§ **RECORDS FOR THIS TASK**
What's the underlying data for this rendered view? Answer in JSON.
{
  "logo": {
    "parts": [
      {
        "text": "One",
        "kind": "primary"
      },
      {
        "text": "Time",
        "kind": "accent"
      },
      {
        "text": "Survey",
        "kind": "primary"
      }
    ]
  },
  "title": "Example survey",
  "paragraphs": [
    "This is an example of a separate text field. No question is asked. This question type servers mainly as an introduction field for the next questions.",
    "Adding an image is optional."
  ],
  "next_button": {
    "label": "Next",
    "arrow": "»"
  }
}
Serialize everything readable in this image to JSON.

...

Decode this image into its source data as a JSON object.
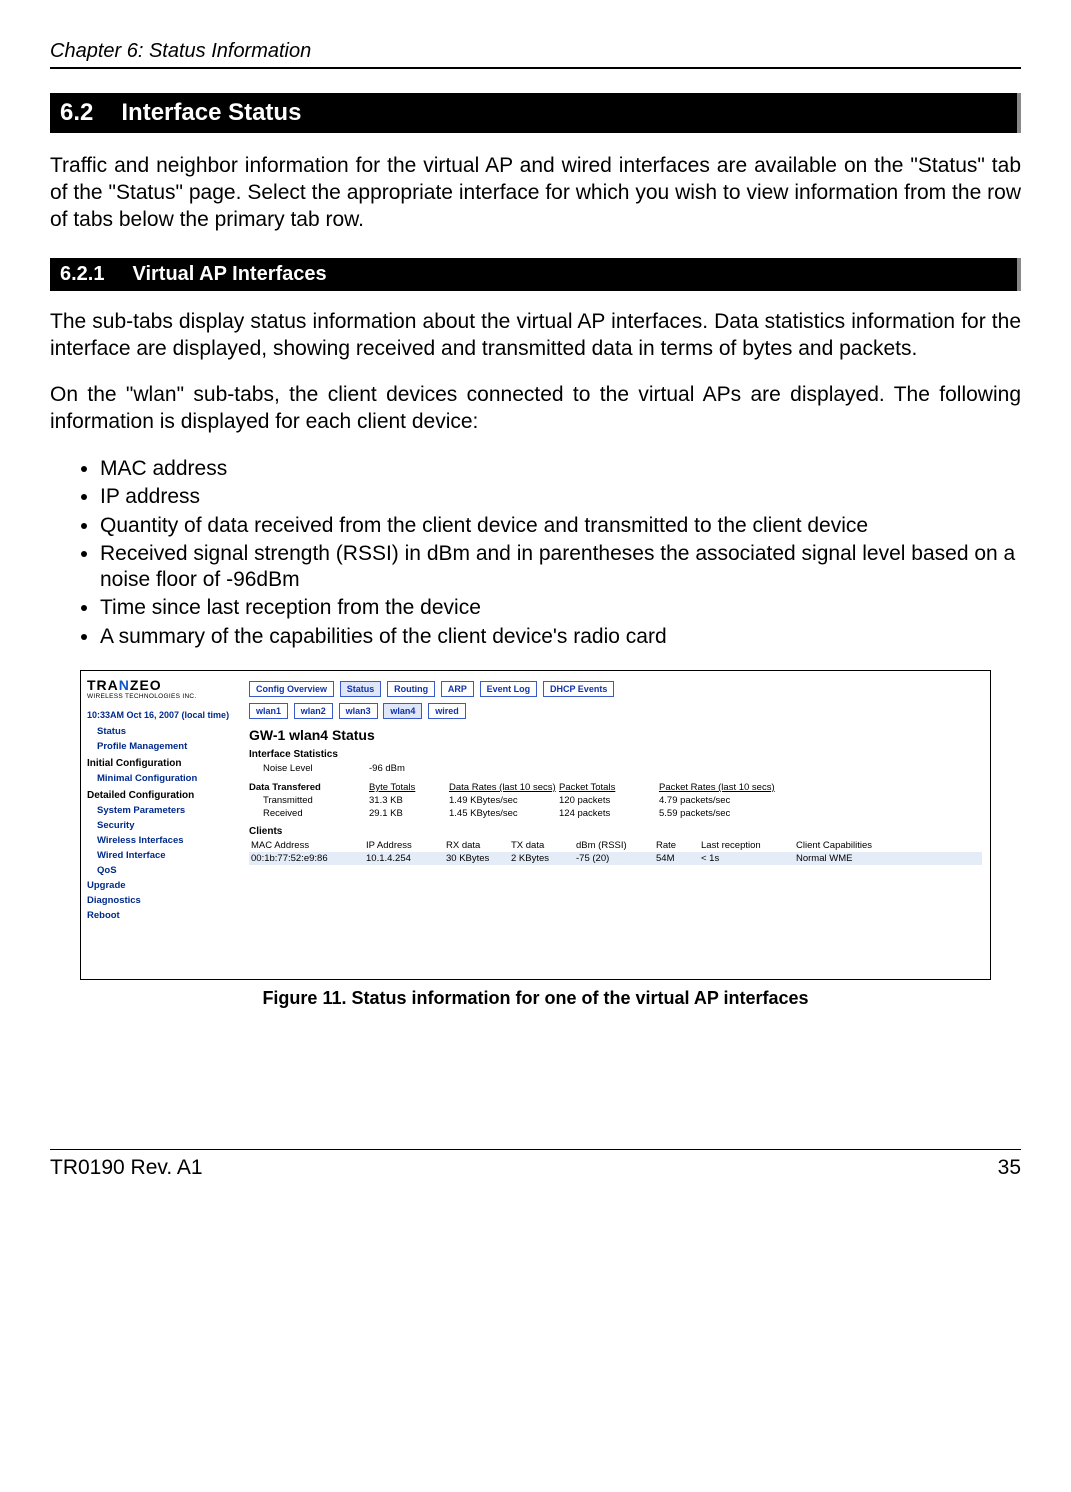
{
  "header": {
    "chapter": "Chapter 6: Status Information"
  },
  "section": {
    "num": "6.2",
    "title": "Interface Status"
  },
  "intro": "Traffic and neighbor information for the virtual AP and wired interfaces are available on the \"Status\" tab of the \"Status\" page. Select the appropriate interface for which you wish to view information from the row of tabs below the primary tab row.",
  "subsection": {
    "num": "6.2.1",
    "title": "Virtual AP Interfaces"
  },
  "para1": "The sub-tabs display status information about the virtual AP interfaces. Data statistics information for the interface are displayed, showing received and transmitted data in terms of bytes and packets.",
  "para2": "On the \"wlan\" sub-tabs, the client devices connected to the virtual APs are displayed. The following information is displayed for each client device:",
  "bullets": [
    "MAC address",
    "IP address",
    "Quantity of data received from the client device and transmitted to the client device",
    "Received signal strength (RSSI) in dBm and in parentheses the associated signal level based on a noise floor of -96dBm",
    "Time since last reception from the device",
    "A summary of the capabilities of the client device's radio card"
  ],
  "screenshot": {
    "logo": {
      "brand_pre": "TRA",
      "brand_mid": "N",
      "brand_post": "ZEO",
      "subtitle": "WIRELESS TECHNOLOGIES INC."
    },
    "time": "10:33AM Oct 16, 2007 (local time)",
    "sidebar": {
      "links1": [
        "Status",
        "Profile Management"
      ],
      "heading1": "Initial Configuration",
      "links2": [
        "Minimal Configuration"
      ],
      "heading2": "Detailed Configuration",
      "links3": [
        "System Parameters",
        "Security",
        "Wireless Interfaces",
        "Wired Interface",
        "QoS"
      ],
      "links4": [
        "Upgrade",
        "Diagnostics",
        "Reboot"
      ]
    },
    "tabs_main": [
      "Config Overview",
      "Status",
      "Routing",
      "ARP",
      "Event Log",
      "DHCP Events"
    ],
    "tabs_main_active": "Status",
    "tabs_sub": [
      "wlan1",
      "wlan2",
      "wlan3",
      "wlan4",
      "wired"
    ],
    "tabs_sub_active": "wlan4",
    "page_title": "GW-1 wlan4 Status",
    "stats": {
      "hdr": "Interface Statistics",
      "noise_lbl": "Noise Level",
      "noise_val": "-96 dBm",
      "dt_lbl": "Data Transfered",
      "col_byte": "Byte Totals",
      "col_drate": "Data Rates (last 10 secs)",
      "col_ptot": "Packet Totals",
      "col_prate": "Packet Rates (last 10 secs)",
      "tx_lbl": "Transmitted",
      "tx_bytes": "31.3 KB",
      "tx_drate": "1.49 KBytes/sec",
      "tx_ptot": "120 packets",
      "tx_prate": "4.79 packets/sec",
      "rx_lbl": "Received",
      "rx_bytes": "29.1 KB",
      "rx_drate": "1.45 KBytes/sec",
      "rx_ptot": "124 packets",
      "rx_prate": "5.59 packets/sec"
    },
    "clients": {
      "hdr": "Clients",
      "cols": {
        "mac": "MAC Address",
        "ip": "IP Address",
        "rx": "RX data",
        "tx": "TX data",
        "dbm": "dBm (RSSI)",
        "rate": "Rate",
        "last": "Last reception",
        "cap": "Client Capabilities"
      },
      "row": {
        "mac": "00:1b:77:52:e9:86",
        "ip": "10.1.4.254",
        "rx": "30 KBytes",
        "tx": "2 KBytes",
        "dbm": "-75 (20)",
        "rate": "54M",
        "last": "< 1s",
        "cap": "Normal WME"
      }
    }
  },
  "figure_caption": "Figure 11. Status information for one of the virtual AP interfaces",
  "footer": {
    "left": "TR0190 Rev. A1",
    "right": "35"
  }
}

§ **WHAT THE EXERCISE ASKS**
Write out, from the lines above, only those from the line with "What's the underlying" to the line with "Serialize everything readable", exactly as given, including the first and the last.

§ **EXERCISE OUTPUT**
What's the underlying data for this rendered view? Answer in JSON.
{
  "logo": {
    "parts": [
      {
        "text": "One",
        "kind": "primary"
      },
      {
        "text": "Time",
        "kind": "accent"
      },
      {
        "text": "Survey",
        "kind": "primary"
      }
    ]
  },
  "title": "Example survey",
  "paragraphs": [
    "This is an example of a separate text field. No question is asked. This question type servers mainly as an introduction field for the next questions.",
    "Adding an image is optional."
  ],
  "next_button": {
    "label": "Next",
    "arrow": "»"
  }
}
Serialize everything readable in this image to JSON.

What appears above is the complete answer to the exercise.